• _PROBLEM TO WORK ON_
Print each line of the listing once more, precisely as given.
++++ ITEMS ++++
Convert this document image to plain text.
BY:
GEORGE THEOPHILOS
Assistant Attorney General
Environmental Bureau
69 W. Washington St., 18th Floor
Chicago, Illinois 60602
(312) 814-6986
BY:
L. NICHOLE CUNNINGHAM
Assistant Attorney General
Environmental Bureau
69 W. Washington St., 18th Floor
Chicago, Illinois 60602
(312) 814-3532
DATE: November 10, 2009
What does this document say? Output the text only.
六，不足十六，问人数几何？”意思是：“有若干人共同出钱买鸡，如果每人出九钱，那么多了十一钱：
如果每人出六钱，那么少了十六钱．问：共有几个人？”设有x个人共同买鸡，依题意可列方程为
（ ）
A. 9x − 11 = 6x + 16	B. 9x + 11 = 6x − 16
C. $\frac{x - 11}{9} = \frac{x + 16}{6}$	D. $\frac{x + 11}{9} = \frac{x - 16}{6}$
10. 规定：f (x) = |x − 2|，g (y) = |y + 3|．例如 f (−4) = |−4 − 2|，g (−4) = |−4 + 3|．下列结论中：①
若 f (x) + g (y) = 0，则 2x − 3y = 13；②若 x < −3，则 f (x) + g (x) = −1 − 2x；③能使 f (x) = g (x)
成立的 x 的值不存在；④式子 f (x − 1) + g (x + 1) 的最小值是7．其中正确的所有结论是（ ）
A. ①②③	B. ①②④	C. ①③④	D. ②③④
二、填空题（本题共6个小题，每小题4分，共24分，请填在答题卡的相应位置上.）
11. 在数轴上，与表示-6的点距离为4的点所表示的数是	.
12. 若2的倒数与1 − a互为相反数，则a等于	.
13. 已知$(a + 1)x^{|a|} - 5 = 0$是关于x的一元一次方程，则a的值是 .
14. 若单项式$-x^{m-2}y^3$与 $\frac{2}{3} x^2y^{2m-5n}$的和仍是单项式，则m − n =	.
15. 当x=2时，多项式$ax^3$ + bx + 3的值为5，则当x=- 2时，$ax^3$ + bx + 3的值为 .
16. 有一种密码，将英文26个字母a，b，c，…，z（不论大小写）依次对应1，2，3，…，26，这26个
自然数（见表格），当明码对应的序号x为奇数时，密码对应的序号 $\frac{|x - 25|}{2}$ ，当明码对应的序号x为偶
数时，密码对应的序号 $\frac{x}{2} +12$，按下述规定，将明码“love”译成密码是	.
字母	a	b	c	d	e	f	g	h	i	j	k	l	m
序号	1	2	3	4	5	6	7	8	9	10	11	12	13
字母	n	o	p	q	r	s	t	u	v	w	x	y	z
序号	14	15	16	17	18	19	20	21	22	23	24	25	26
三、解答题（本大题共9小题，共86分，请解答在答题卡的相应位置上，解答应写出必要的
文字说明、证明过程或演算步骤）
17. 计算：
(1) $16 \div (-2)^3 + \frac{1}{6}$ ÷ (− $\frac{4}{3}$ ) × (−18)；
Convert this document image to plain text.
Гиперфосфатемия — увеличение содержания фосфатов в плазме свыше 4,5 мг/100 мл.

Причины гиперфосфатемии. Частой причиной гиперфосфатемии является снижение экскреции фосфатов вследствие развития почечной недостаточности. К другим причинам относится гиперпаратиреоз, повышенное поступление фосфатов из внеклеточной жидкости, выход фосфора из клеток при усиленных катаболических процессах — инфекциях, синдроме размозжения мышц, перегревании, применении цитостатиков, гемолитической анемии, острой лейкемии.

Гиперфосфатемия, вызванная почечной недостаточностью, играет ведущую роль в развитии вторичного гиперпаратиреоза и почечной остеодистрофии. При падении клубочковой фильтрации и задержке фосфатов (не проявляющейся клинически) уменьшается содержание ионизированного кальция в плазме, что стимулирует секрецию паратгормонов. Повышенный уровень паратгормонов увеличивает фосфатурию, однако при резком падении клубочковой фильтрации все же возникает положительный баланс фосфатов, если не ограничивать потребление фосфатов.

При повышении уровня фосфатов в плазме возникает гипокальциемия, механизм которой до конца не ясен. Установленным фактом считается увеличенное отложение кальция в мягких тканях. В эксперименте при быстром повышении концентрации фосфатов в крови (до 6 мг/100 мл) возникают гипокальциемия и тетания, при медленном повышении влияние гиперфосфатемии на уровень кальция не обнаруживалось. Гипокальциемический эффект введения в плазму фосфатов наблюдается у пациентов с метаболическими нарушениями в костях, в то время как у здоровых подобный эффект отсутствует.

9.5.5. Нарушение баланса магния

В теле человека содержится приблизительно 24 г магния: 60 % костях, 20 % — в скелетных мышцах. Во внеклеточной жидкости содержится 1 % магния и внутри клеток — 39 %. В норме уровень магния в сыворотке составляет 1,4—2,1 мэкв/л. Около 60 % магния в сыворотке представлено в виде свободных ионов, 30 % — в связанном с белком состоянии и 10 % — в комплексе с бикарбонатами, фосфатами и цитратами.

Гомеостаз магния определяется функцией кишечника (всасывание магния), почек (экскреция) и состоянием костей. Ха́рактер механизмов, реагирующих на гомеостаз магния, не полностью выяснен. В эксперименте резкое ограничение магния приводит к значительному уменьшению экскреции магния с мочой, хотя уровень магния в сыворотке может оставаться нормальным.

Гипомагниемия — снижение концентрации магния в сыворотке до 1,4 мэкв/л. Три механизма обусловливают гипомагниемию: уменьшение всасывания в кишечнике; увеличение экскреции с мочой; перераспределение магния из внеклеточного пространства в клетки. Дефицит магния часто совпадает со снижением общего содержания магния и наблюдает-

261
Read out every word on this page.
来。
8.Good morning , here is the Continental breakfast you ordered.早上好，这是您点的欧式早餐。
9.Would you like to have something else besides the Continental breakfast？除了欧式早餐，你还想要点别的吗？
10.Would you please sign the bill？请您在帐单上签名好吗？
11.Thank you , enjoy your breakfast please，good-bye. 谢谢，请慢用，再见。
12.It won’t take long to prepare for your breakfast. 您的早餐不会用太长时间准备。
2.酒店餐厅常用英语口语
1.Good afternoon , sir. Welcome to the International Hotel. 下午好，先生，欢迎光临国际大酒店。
++++
• _ANSWER IN FULL_
Convert this document image to plain text.
BY:
GEORGE THEOPHILOS
Assistant Attorney General
Environmental Bureau
69 W. Washington St., 18th Floor
Chicago, Illinois 60602
(312) 814-6986
BY:
L. NICHOLE CUNNINGHAM
Assistant Attorney General
Environmental Bureau
69 W. Washington St., 18th Floor
Chicago, Illinois 60602
(312) 814-3532
DATE: November 10, 2009
What does this document say? Output the text only.
六，不足十六，问人数几何？”意思是：“有若干人共同出钱买鸡，如果每人出九钱，那么多了十一钱：
如果每人出六钱，那么少了十六钱．问：共有几个人？”设有x个人共同买鸡，依题意可列方程为
（ ）
A. 9x − 11 = 6x + 16	B. 9x + 11 = 6x − 16
C. $\frac{x - 11}{9} = \frac{x + 16}{6}$	D. $\frac{x + 11}{9} = \frac{x - 16}{6}$
10. 规定：f (x) = |x − 2|，g (y) = |y + 3|．例如 f (−4) = |−4 − 2|，g (−4) = |−4 + 3|．下列结论中：①
若 f (x) + g (y) = 0，则 2x − 3y = 13；②若 x < −3，则 f (x) + g (x) = −1 − 2x；③能使 f (x) = g (x)
成立的 x 的值不存在；④式子 f (x − 1) + g (x + 1) 的最小值是7．其中正确的所有结论是（ ）
A. ①②③	B. ①②④	C. ①③④	D. ②③④
二、填空题（本题共6个小题，每小题4分，共24分，请填在答题卡的相应位置上.）
11. 在数轴上，与表示-6的点距离为4的点所表示的数是	.
12. 若2的倒数与1 − a互为相反数，则a等于	.
13. 已知$(a + 1)x^{|a|} - 5 = 0$是关于x的一元一次方程，则a的值是 .
14. 若单项式$-x^{m-2}y^3$与 $\frac{2}{3} x^2y^{2m-5n}$的和仍是单项式，则m − n =	.
15. 当x=2时，多项式$ax^3$ + bx + 3的值为5，则当x=- 2时，$ax^3$ + bx + 3的值为 .
16. 有一种密码，将英文26个字母a，b，c，…，z（不论大小写）依次对应1，2，3，…，26，这26个
自然数（见表格），当明码对应的序号x为奇数时，密码对应的序号 $\frac{|x - 25|}{2}$ ，当明码对应的序号x为偶
数时，密码对应的序号 $\frac{x}{2} +12$，按下述规定，将明码“love”译成密码是	.
字母	a	b	c	d	e	f	g	h	i	j	k	l	m
序号	1	2	3	4	5	6	7	8	9	10	11	12	13
字母	n	o	p	q	r	s	t	u	v	w	x	y	z
序号	14	15	16	17	18	19	20	21	22	23	24	25	26
三、解答题（本大题共9小题，共86分，请解答在答题卡的相应位置上，解答应写出必要的
文字说明、证明过程或演算步骤）
17. 计算：
(1) $16 \div (-2)^3 + \frac{1}{6}$ ÷ (− $\frac{4}{3}$ ) × (−18)；
Convert this document image to plain text.
Гиперфосфатемия — увеличение содержания фосфатов в плазме свыше 4,5 мг/100 мл.

Причины гиперфосфатемии. Частой причиной гиперфосфатемии является снижение экскреции фосфатов вследствие развития почечной недостаточности. К другим причинам относится гиперпаратиреоз, повышенное поступление фосфатов из внеклеточной жидкости, выход фосфора из клеток при усиленных катаболических процессах — инфекциях, синдроме размозжения мышц, перегревании, применении цитостатиков, гемолитической анемии, острой лейкемии.

Гиперфосфатемия, вызванная почечной недостаточностью, играет ведущую роль в развитии вторичного гиперпаратиреоза и почечной остеодистрофии. При падении клубочковой фильтрации и задержке фосфатов (не проявляющейся клинически) уменьшается содержание ионизированного кальция в плазме, что стимулирует секрецию паратгормонов. Повышенный уровень паратгормонов увеличивает фосфатурию, однако при резком падении клубочковой фильтрации все же возникает положительный баланс фосфатов, если не ограничивать потребление фосфатов.

При повышении уровня фосфатов в плазме возникает гипокальциемия, механизм которой до конца не ясен. Установленным фактом считается увеличенное отложение кальция в мягких тканях. В эксперименте при быстром повышении концентрации фосфатов в крови (до 6 мг/100 мл) возникают гипокальциемия и тетания, при медленном повышении влияние гиперфосфатемии на уровень кальция не обнаруживалось. Гипокальциемический эффект введения в плазму фосфатов наблюдается у пациентов с метаболическими нарушениями в костях, в то время как у здоровых подобный эффект отсутствует.

9.5.5. Нарушение баланса магния

В теле человека содержится приблизительно 24 г магния: 60 % костях, 20 % — в скелетных мышцах. Во внеклеточной жидкости содержится 1 % магния и внутри клеток — 39 %. В норме уровень магния в сыворотке составляет 1,4—2,1 мэкв/л. Около 60 % магния в сыворотке представлено в виде свободных ионов, 30 % — в связанном с белком состоянии и 10 % — в комплексе с бикарбонатами, фосфатами и цитратами.

Гомеостаз магния определяется функцией кишечника (всасывание магния), почек (экскреция) и состоянием костей. Ха́рактер механизмов, реагирующих на гомеостаз магния, не полностью выяснен. В эксперименте резкое ограничение магния приводит к значительному уменьшению экскреции магния с мочой, хотя уровень магния в сыворотке может оставаться нормальным.

Гипомагниемия — снижение концентрации магния в сыворотке до 1,4 мэкв/л. Три механизма обусловливают гипомагниемию: уменьшение всасывания в кишечнике; увеличение экскреции с мочой; перераспределение магния из внеклеточного пространства в клетки. Дефицит магния часто совпадает со снижением общего содержания магния и наблюдает-

261
Read out every word on this page.
来。
8.Good morning , here is the Continental breakfast you ordered.早上好，这是您点的欧式早餐。
9.Would you like to have something else besides the Continental breakfast？除了欧式早餐，你还想要点别的吗？
10.Would you please sign the bill？请您在帐单上签名好吗？
11.Thank you , enjoy your breakfast please，good-bye. 谢谢，请慢用，再见。
12.It won’t take long to prepare for your breakfast. 您的早餐不会用太长时间准备。
2.酒店餐厅常用英语口语
1.Good afternoon , sir. Welcome to the International Hotel. 下午好，先生，欢迎光临国际大酒店。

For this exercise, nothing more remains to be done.